- OBJECTIVE -
Give the data again, word for word.

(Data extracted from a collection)
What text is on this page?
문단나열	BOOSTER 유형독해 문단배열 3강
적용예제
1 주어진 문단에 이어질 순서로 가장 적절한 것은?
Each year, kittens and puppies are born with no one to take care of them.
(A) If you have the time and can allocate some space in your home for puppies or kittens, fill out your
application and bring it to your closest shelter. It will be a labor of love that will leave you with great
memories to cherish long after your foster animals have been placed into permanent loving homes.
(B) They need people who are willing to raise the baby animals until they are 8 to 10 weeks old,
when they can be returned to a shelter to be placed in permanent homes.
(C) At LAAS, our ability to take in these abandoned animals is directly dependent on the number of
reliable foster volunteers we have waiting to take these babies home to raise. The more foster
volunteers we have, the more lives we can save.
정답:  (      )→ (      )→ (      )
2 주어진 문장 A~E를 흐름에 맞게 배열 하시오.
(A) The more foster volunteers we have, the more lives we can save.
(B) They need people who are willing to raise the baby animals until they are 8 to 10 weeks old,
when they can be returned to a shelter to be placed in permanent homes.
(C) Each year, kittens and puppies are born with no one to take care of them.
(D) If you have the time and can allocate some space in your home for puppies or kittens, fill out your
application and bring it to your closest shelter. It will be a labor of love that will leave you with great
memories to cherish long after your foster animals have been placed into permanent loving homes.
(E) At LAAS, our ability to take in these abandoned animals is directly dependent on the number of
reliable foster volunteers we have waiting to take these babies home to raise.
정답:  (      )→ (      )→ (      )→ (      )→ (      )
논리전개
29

- SOLUTION FOR THIS PROBLEM -
What text is on this page?
문단나열	BOOSTER 유형독해 문단배열 3강
적용예제
1 주어진 문단에 이어질 순서로 가장 적절한 것은?
Each year, kittens and puppies are born with no one to take care of them.
(A) If you have the time and can allocate some space in your home for puppies or kittens, fill out your
application and bring it to your closest shelter. It will be a labor of love that will leave you with great
memories to cherish long after your foster animals have been placed into permanent loving homes.
(B) They need people who are willing to raise the baby animals until they are 8 to 10 weeks old,
when they can be returned to a shelter to be placed in permanent homes.
(C) At LAAS, our ability to take in these abandoned animals is directly dependent on the number of
reliable foster volunteers we have waiting to take these babies home to raise. The more foster
volunteers we have, the more lives we can save.
정답:  (      )→ (      )→ (      )
2 주어진 문장 A~E를 흐름에 맞게 배열 하시오.
(A) The more foster volunteers we have, the more lives we can save.
(B) They need people who are willing to raise the baby animals until they are 8 to 10 weeks old,
when they can be returned to a shelter to be placed in permanent homes.
(C) Each year, kittens and puppies are born with no one to take care of them.
(D) If you have the time and can allocate some space in your home for puppies or kittens, fill out your
application and bring it to your closest shelter. It will be a labor of love that will leave you with great
memories to cherish long after your foster animals have been placed into permanent loving homes.
(E) At LAAS, our ability to take in these abandoned animals is directly dependent on the number of
reliable foster volunteers we have waiting to take these babies home to raise.
정답:  (      )→ (      )→ (      )→ (      )→ (      )
논리전개
29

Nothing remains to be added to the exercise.